* GIVEN INSTRUCTION: Extract every line from the items below and reproduce each one verbatim.
· · · · · · ·
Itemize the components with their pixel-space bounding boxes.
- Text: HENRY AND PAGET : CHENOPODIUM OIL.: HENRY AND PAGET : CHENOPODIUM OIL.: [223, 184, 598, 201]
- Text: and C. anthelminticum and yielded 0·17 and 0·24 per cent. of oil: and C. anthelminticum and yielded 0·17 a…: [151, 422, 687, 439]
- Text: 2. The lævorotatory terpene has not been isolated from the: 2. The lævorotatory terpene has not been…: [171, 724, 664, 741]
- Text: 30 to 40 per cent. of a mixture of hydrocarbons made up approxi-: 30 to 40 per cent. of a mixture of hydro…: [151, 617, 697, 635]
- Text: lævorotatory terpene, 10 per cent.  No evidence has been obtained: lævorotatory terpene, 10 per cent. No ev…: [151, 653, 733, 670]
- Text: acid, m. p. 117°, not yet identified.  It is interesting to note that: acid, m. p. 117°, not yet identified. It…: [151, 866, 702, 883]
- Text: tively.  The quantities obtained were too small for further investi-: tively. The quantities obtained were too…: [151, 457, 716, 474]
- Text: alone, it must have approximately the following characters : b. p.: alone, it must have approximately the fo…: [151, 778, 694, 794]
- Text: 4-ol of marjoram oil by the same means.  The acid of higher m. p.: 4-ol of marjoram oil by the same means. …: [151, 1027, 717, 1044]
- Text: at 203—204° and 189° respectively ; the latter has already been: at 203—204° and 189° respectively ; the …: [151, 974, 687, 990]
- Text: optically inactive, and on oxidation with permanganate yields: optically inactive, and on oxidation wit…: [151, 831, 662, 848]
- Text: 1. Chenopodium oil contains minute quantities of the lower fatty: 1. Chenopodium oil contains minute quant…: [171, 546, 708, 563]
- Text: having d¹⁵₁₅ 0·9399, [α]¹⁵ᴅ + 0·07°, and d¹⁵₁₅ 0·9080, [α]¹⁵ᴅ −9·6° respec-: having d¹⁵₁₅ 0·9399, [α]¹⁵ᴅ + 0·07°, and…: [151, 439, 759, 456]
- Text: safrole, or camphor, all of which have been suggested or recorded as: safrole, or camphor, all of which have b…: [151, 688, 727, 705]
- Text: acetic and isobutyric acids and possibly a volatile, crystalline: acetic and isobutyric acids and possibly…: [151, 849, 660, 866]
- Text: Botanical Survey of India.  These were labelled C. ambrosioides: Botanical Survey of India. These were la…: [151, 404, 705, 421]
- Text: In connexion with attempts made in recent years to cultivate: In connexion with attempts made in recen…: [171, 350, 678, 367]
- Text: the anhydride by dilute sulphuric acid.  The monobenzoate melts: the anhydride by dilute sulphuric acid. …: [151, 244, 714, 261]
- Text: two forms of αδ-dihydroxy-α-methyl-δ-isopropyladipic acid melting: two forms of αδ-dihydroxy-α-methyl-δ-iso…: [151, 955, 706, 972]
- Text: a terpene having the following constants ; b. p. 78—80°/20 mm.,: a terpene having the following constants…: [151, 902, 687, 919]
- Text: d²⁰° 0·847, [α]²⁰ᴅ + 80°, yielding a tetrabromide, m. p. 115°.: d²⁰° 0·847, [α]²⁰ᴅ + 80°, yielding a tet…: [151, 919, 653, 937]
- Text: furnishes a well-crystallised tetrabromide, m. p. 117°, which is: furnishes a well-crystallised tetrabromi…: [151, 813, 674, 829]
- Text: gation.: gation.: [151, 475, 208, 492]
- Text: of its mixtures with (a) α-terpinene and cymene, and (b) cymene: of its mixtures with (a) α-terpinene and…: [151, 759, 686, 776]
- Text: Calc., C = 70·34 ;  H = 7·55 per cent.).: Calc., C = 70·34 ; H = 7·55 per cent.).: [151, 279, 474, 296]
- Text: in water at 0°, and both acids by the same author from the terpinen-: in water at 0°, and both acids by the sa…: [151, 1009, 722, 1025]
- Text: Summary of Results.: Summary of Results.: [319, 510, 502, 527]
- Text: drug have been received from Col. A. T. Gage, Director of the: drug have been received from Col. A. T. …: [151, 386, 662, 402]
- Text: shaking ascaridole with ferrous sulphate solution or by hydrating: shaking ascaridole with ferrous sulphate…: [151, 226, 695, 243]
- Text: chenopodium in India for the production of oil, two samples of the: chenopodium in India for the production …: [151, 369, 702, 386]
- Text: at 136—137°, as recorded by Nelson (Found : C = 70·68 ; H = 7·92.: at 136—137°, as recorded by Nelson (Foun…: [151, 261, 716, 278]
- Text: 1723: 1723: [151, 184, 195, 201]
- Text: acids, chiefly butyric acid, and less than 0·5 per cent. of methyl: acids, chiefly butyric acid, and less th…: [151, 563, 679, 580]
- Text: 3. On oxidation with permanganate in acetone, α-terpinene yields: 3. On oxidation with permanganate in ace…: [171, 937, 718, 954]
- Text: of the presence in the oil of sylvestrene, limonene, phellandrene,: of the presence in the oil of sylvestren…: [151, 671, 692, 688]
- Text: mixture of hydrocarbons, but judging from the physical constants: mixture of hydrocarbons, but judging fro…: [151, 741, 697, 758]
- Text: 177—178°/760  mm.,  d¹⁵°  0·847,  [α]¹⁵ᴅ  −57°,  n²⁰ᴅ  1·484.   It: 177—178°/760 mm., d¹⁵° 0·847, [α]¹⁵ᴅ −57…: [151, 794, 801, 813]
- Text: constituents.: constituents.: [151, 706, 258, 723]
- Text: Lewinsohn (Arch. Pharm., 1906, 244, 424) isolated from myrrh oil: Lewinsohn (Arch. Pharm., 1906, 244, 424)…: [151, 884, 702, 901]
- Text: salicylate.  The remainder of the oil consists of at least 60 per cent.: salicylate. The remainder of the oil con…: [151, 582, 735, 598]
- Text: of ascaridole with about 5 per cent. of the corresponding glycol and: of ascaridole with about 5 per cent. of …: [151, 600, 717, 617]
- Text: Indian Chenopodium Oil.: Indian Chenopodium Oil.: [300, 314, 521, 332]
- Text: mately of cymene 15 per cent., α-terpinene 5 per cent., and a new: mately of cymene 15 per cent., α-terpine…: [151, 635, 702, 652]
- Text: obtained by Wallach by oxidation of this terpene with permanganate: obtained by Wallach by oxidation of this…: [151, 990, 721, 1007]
· · · · · · ·
* WRITTEN RESPONSE:
Itemize the components with their pixel-space bounding boxes.
- Text: HENRY AND PAGET : CHENOPODIUM OIL.: HENRY AND PAGET : CHENOPODIUM OIL.: [223, 184, 598, 201]
- Text: and C. anthelminticum and yielded 0·17 and 0·24 per cent. of oil: and C. anthelminticum and yielded 0·17 a…: [151, 422, 687, 439]
- Text: 2. The lævorotatory terpene has not been isolated from the: 2. The lævorotatory terpene has not been…: [171, 724, 664, 741]
- Text: 30 to 40 per cent. of a mixture of hydrocarbons made up approxi-: 30 to 40 per cent. of a mixture of hydro…: [151, 617, 697, 635]
- Text: lævorotatory terpene, 10 per cent.  No evidence has been obtained: lævorotatory terpene, 10 per cent. No ev…: [151, 653, 733, 670]
- Text: acid, m. p. 117°, not yet identified.  It is interesting to note that: acid, m. p. 117°, not yet identified. It…: [151, 866, 702, 883]
- Text: tively.  The quantities obtained were too small for further investi-: tively. The quantities obtained were too…: [151, 457, 716, 474]
- Text: alone, it must have approximately the following characters : b. p.: alone, it must have approximately the fo…: [151, 778, 694, 794]
- Text: 4-ol of marjoram oil by the same means.  The acid of higher m. p.: 4-ol of marjoram oil by the same means. …: [151, 1027, 717, 1044]
- Text: at 203—204° and 189° respectively ; the latter has already been: at 203—204° and 189° respectively ; the …: [151, 974, 687, 990]
- Text: optically inactive, and on oxidation with permanganate yields: optically inactive, and on oxidation wit…: [151, 831, 662, 848]
- Text: 1. Chenopodium oil contains minute quantities of the lower fatty: 1. Chenopodium oil contains minute quant…: [171, 546, 708, 563]
- Text: having d¹⁵₁₅ 0·9399, [α]¹⁵ᴅ + 0·07°, and d¹⁵₁₅ 0·9080, [α]¹⁵ᴅ −9·6° respec-: having d¹⁵₁₅ 0·9399, [α]¹⁵ᴅ + 0·07°, and…: [151, 439, 759, 456]
- Text: safrole, or camphor, all of which have been suggested or recorded as: safrole, or camphor, all of which have b…: [151, 688, 727, 705]
- Text: acetic and isobutyric acids and possibly a volatile, crystalline: acetic and isobutyric acids and possibly…: [151, 849, 660, 866]
- Text: Botanical Survey of India.  These were labelled C. ambrosioides: Botanical Survey of India. These were la…: [151, 404, 705, 421]
- Text: In connexion with attempts made in recent years to cultivate: In connexion with attempts made in recen…: [171, 350, 678, 367]
- Text: the anhydride by dilute sulphuric acid.  The monobenzoate melts: the anhydride by dilute sulphuric acid. …: [151, 244, 714, 261]
- Text: two forms of αδ-dihydroxy-α-methyl-δ-isopropyladipic acid melting: two forms of αδ-dihydroxy-α-methyl-δ-iso…: [151, 955, 706, 972]
- Text: a terpene having the following constants ; b. p. 78—80°/20 mm.,: a terpene having the following constants…: [151, 902, 687, 919]
- Text: d²⁰° 0·847, [α]²⁰ᴅ + 80°, yielding a tetrabromide, m. p. 115°.: d²⁰° 0·847, [α]²⁰ᴅ + 80°, yielding a tet…: [151, 919, 653, 937]
- Text: furnishes a well-crystallised tetrabromide, m. p. 117°, which is: furnishes a well-crystallised tetrabromi…: [151, 813, 674, 829]
- Text: gation.: gation.: [151, 475, 208, 492]
- Text: of its mixtures with (a) α-terpinene and cymene, and (b) cymene: of its mixtures with (a) α-terpinene and…: [151, 759, 686, 776]
- Text: Calc., C = 70·34 ;  H = 7·55 per cent.).: Calc., C = 70·34 ; H = 7·55 per cent.).: [151, 279, 474, 296]
- Text: in water at 0°, and both acids by the same author from the terpinen-: in water at 0°, and both acids by the sa…: [151, 1009, 722, 1025]
- Text: Summary of Results.: Summary of Results.: [319, 510, 502, 527]
- Text: drug have been received from Col. A. T. Gage, Director of the: drug have been received from Col. A. T. …: [151, 386, 662, 402]
- Text: shaking ascaridole with ferrous sulphate solution or by hydrating: shaking ascaridole with ferrous sulphate…: [151, 226, 695, 243]
- Text: chenopodium in India for the production of oil, two samples of the: chenopodium in India for the production …: [151, 369, 702, 386]
- Text: at 136—137°, as recorded by Nelson (Found : C = 70·68 ; H = 7·92.: at 136—137°, as recorded by Nelson (Foun…: [151, 261, 716, 278]
- Text: 1723: 1723: [151, 184, 195, 201]
- Text: acids, chiefly butyric acid, and less than 0·5 per cent. of methyl: acids, chiefly butyric acid, and less th…: [151, 563, 679, 580]
- Text: 3. On oxidation with permanganate in acetone, α-terpinene yields: 3. On oxidation with permanganate in ace…: [171, 937, 718, 954]
- Text: of the presence in the oil of sylvestrene, limonene, phellandrene,: of the presence in the oil of sylvestren…: [151, 671, 692, 688]
- Text: mixture of hydrocarbons, but judging from the physical constants: mixture of hydrocarbons, but judging fro…: [151, 741, 697, 758]
- Text: 177—178°/760  mm.,  d¹⁵°  0·847,  [α]¹⁵ᴅ  −57°,  n²⁰ᴅ  1·484.   It: 177—178°/760 mm., d¹⁵° 0·847, [α]¹⁵ᴅ −57…: [151, 794, 801, 813]
- Text: constituents.: constituents.: [151, 706, 258, 723]
- Text: Lewinsohn (Arch. Pharm., 1906, 244, 424) isolated from myrrh oil: Lewinsohn (Arch. Pharm., 1906, 244, 424)…: [151, 884, 702, 901]
- Text: salicylate.  The remainder of the oil consists of at least 60 per cent.: salicylate. The remainder of the oil con…: [151, 582, 735, 598]
- Text: of ascaridole with about 5 per cent. of the corresponding glycol and: of ascaridole with about 5 per cent. of …: [151, 600, 717, 617]
- Text: Indian Chenopodium Oil.: Indian Chenopodium Oil.: [300, 314, 521, 332]
- Text: mately of cymene 15 per cent., α-terpinene 5 per cent., and a new: mately of cymene 15 per cent., α-terpine…: [151, 635, 702, 652]
- Text: obtained by Wallach by oxidation of this terpene with permanganate: obtained by Wallach by oxidation of this…: [151, 990, 721, 1007]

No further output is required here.